* Description of the task *
Every record below is to be retyped exactly.

[Stored data]
= = =

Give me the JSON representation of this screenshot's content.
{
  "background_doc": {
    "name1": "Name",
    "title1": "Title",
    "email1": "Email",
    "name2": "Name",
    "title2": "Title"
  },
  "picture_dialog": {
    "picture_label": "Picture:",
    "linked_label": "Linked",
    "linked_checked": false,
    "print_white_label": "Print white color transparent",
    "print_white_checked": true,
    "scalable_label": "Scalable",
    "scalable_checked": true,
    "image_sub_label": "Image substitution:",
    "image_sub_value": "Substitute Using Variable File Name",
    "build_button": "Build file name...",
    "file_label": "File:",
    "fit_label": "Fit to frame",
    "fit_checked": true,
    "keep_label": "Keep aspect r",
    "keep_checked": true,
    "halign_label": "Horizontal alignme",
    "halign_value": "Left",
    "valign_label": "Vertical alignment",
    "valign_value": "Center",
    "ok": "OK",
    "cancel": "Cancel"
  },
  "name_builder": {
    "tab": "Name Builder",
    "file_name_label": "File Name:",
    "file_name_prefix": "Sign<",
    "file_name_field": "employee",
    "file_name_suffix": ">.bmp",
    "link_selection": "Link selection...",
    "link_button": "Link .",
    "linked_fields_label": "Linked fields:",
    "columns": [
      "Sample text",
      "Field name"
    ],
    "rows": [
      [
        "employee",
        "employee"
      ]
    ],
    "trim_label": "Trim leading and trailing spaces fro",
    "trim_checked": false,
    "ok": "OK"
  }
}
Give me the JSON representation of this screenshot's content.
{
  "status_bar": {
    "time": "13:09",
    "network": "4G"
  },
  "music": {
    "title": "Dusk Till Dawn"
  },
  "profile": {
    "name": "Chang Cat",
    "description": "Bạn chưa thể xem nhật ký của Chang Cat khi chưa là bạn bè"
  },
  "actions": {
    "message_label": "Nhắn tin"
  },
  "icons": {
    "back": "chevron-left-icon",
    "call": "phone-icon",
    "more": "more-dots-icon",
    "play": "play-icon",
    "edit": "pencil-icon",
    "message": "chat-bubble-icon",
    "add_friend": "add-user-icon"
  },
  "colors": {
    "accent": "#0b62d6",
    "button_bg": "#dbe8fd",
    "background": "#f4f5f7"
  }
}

= = =

* Expected answer *
Give me the JSON representation of this screenshot's content.
{
  "background_doc": {
    "name1": "Name",
    "title1": "Title",
    "email1": "Email",
    "name2": "Name",
    "title2": "Title"
  },
  "picture_dialog": {
    "picture_label": "Picture:",
    "linked_label": "Linked",
    "linked_checked": false,
    "print_white_label": "Print white color transparent",
    "print_white_checked": true,
    "scalable_label": "Scalable",
    "scalable_checked": true,
    "image_sub_label": "Image substitution:",
    "image_sub_value": "Substitute Using Variable File Name",
    "build_button": "Build file name...",
    "file_label": "File:",
    "fit_label": "Fit to frame",
    "fit_checked": true,
    "keep_label": "Keep aspect r",
    "keep_checked": true,
    "halign_label": "Horizontal alignme",
    "halign_value": "Left",
    "valign_label": "Vertical alignment",
    "valign_value": "Center",
    "ok": "OK",
    "cancel": "Cancel"
  },
  "name_builder": {
    "tab": "Name Builder",
    "file_name_label": "File Name:",
    "file_name_prefix": "Sign<",
    "file_name_field": "employee",
    "file_name_suffix": ">.bmp",
    "link_selection": "Link selection...",
    "link_button": "Link .",
    "linked_fields_label": "Linked fields:",
    "columns": [
      "Sample text",
      "Field name"
    ],
    "rows": [
      [
        "employee",
        "employee"
      ]
    ],
    "trim_label": "Trim leading and trailing spaces fro",
    "trim_checked": false,
    "ok": "OK"
  }
}
Give me the JSON representation of this screenshot's content.
{
  "status_bar": {
    "time": "13:09",
    "network": "4G"
  },
  "music": {
    "title": "Dusk Till Dawn"
  },
  "profile": {
    "name": "Chang Cat",
    "description": "Bạn chưa thể xem nhật ký của Chang Cat khi chưa là bạn bè"
  },
  "actions": {
    "message_label": "Nhắn tin"
  },
  "icons": {
    "back": "chevron-left-icon",
    "call": "phone-icon",
    "more": "more-dots-icon",
    "play": "play-icon",
    "edit": "pencil-icon",
    "message": "chat-bubble-icon",
    "add_friend": "add-user-icon"
  },
  "colors": {
    "accent": "#0b62d6",
    "button_bg": "#dbe8fd",
    "background": "#f4f5f7"
  }
}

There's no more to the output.